── Listing

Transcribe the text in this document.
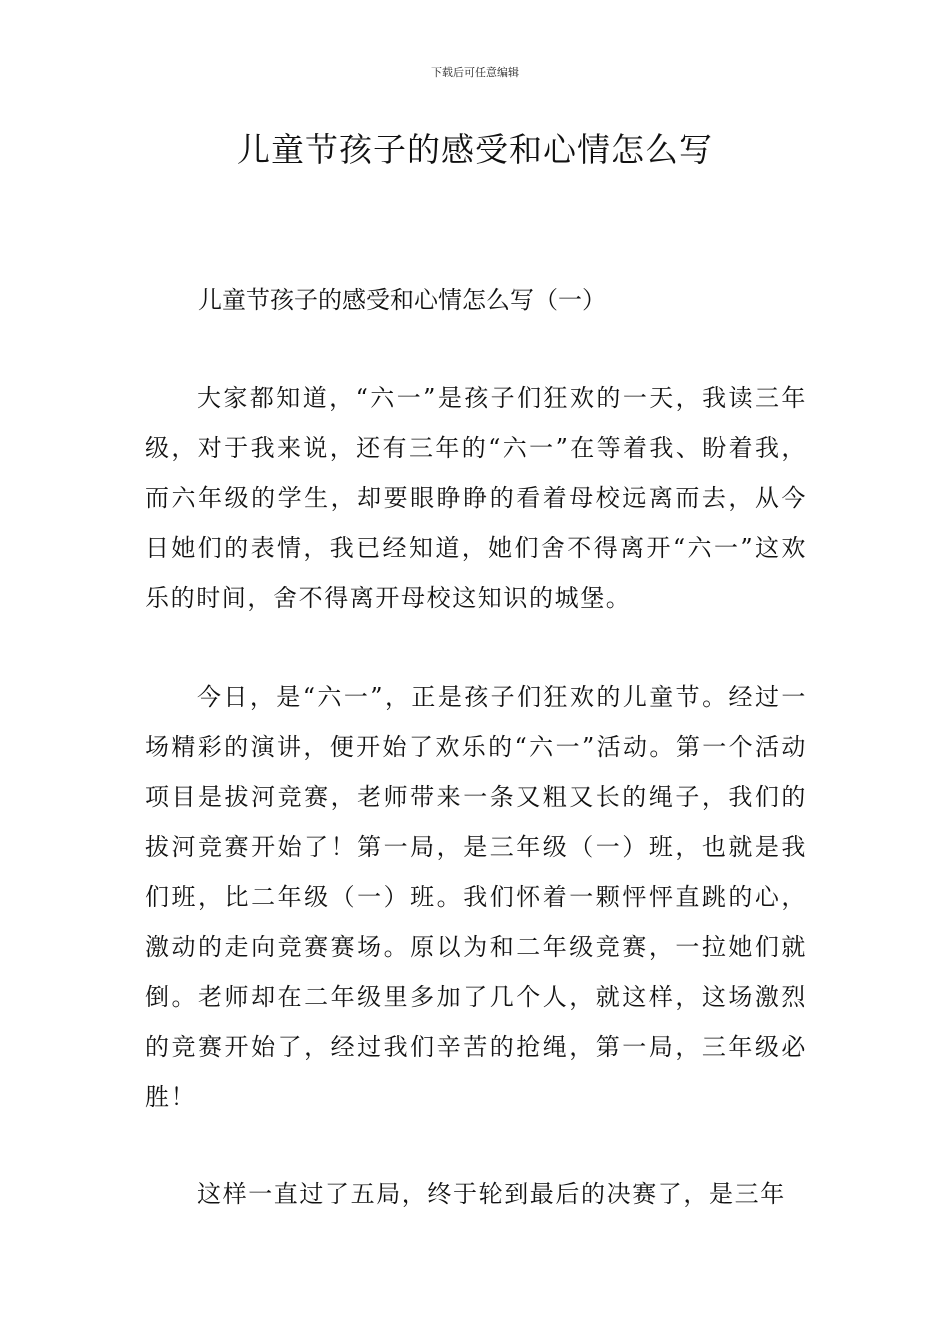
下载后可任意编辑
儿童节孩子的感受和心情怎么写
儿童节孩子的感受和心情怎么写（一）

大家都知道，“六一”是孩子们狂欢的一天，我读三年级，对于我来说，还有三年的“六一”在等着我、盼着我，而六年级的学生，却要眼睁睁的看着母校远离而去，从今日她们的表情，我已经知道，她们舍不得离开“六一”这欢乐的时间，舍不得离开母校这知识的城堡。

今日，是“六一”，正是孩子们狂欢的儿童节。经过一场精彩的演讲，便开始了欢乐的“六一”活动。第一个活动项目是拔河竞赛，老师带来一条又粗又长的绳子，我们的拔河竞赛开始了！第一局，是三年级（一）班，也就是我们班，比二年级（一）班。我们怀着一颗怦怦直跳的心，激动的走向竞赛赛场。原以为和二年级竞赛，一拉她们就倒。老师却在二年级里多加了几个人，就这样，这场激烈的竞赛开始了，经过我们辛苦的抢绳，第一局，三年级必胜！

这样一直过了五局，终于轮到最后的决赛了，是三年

────
── Listing

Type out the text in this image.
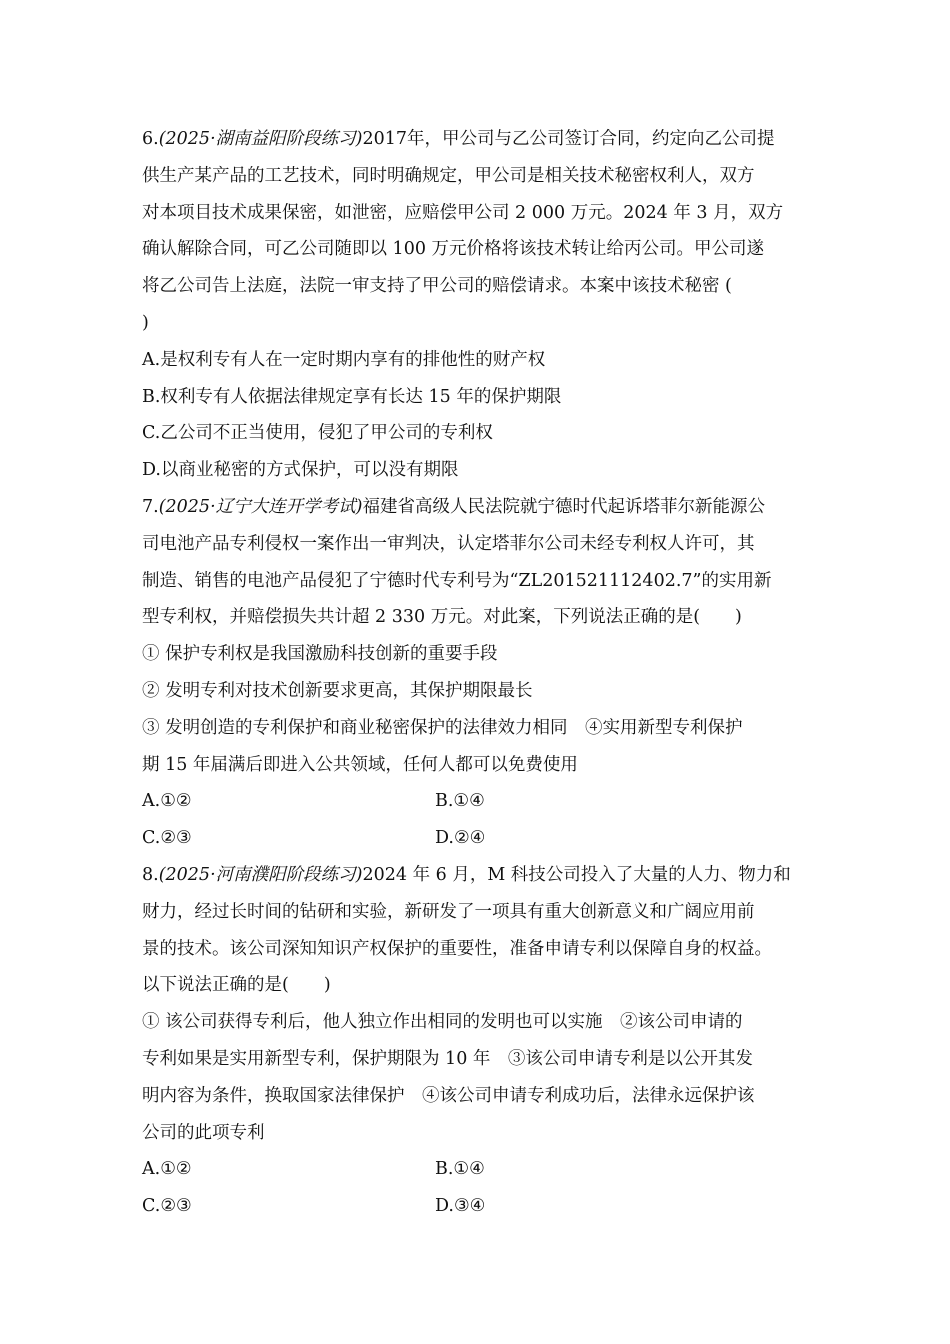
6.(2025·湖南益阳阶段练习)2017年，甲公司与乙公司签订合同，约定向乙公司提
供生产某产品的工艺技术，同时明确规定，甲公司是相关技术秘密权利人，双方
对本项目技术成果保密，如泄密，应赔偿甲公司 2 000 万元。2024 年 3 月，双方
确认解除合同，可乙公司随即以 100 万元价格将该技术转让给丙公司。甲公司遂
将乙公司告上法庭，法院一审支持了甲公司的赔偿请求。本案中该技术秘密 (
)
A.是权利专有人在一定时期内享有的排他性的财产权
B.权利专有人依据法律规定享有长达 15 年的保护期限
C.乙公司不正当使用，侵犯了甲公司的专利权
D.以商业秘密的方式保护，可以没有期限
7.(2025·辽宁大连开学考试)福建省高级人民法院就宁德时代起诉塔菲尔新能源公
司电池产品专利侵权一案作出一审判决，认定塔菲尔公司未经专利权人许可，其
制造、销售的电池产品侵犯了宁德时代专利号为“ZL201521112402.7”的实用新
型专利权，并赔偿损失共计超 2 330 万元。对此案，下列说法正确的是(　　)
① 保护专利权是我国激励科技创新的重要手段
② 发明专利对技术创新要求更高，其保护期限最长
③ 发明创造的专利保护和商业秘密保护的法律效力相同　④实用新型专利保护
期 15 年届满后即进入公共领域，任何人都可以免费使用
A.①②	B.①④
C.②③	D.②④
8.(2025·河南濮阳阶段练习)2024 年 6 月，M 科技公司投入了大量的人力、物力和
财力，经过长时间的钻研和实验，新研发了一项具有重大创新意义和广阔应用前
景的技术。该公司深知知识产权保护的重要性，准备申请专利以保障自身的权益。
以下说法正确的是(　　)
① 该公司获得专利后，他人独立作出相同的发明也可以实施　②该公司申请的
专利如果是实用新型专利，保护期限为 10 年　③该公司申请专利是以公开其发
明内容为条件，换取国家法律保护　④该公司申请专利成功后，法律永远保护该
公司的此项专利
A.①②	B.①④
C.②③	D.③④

────

- _What is required_:
Above are lines of data; state how many of them contain the word "text", with no other output.

- _Solution to this task_:
2